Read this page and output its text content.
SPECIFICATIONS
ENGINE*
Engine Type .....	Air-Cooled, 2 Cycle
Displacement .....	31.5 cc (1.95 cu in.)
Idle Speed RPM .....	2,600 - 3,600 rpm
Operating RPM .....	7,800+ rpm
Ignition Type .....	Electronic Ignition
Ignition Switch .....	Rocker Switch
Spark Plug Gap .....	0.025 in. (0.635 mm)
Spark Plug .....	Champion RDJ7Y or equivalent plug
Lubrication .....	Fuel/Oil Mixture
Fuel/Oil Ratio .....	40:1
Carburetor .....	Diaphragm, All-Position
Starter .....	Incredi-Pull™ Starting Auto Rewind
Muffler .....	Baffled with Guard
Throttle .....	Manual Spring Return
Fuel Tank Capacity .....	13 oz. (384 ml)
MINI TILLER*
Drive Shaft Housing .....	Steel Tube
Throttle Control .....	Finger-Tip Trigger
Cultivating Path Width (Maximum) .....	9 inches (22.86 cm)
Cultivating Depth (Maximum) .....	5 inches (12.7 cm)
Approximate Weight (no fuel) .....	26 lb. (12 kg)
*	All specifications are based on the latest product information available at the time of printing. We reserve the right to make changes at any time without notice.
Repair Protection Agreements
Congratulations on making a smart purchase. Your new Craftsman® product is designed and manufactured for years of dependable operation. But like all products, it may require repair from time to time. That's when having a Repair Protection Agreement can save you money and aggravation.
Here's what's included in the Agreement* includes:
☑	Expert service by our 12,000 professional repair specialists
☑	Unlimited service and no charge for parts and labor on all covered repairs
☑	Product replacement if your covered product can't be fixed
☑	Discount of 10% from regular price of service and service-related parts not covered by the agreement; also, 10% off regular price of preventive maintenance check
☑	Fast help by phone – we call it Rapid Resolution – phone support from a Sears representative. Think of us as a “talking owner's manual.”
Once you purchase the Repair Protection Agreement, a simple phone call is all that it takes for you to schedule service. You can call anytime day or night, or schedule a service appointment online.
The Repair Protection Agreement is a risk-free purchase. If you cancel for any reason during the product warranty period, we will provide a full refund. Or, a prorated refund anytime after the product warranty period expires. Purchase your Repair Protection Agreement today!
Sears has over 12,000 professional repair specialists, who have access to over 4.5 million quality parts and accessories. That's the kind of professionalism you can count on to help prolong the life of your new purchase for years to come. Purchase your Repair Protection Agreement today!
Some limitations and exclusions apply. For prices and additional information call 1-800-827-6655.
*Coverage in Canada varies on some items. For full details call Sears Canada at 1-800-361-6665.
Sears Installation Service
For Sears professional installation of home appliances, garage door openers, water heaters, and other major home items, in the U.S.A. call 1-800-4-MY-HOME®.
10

#####

_EXERCISE DIRECTIONS:_
Reproduce the material exactly, with every line intact.

_OUTPUT OF THE EXERCISE:_
Read this page and output its text content.
SPECIFICATIONS
ENGINE*
Engine Type .....	Air-Cooled, 2 Cycle
Displacement .....	31.5 cc (1.95 cu in.)
Idle Speed RPM .....	2,600 - 3,600 rpm
Operating RPM .....	7,800+ rpm
Ignition Type .....	Electronic Ignition
Ignition Switch .....	Rocker Switch
Spark Plug Gap .....	0.025 in. (0.635 mm)
Spark Plug .....	Champion RDJ7Y or equivalent plug
Lubrication .....	Fuel/Oil Mixture
Fuel/Oil Ratio .....	40:1
Carburetor .....	Diaphragm, All-Position
Starter .....	Incredi-Pull™ Starting Auto Rewind
Muffler .....	Baffled with Guard
Throttle .....	Manual Spring Return
Fuel Tank Capacity .....	13 oz. (384 ml)
MINI TILLER*
Drive Shaft Housing .....	Steel Tube
Throttle Control .....	Finger-Tip Trigger
Cultivating Path Width (Maximum) .....	9 inches (22.86 cm)
Cultivating Depth (Maximum) .....	5 inches (12.7 cm)
Approximate Weight (no fuel) .....	26 lb. (12 kg)
*	All specifications are based on the latest product information available at the time of printing. We reserve the right to make changes at any time without notice.
Repair Protection Agreements
Congratulations on making a smart purchase. Your new Craftsman® product is designed and manufactured for years of dependable operation. But like all products, it may require repair from time to time. That's when having a Repair Protection Agreement can save you money and aggravation.
Here's what's included in the Agreement* includes:
☑	Expert service by our 12,000 professional repair specialists
☑	Unlimited service and no charge for parts and labor on all covered repairs
☑	Product replacement if your covered product can't be fixed
☑	Discount of 10% from regular price of service and service-related parts not covered by the agreement; also, 10% off regular price of preventive maintenance check
☑	Fast help by phone – we call it Rapid Resolution – phone support from a Sears representative. Think of us as a “talking owner's manual.”
Once you purchase the Repair Protection Agreement, a simple phone call is all that it takes for you to schedule service. You can call anytime day or night, or schedule a service appointment online.
The Repair Protection Agreement is a risk-free purchase. If you cancel for any reason during the product warranty period, we will provide a full refund. Or, a prorated refund anytime after the product warranty period expires. Purchase your Repair Protection Agreement today!
Sears has over 12,000 professional repair specialists, who have access to over 4.5 million quality parts and accessories. That's the kind of professionalism you can count on to help prolong the life of your new purchase for years to come. Purchase your Repair Protection Agreement today!
Some limitations and exclusions apply. For prices and additional information call 1-800-827-6655.
*Coverage in Canada varies on some items. For full details call Sears Canada at 1-800-361-6665.
Sears Installation Service
For Sears professional installation of home appliances, garage door openers, water heaters, and other major home items, in the U.S.A. call 1-800-4-MY-HOME®.
10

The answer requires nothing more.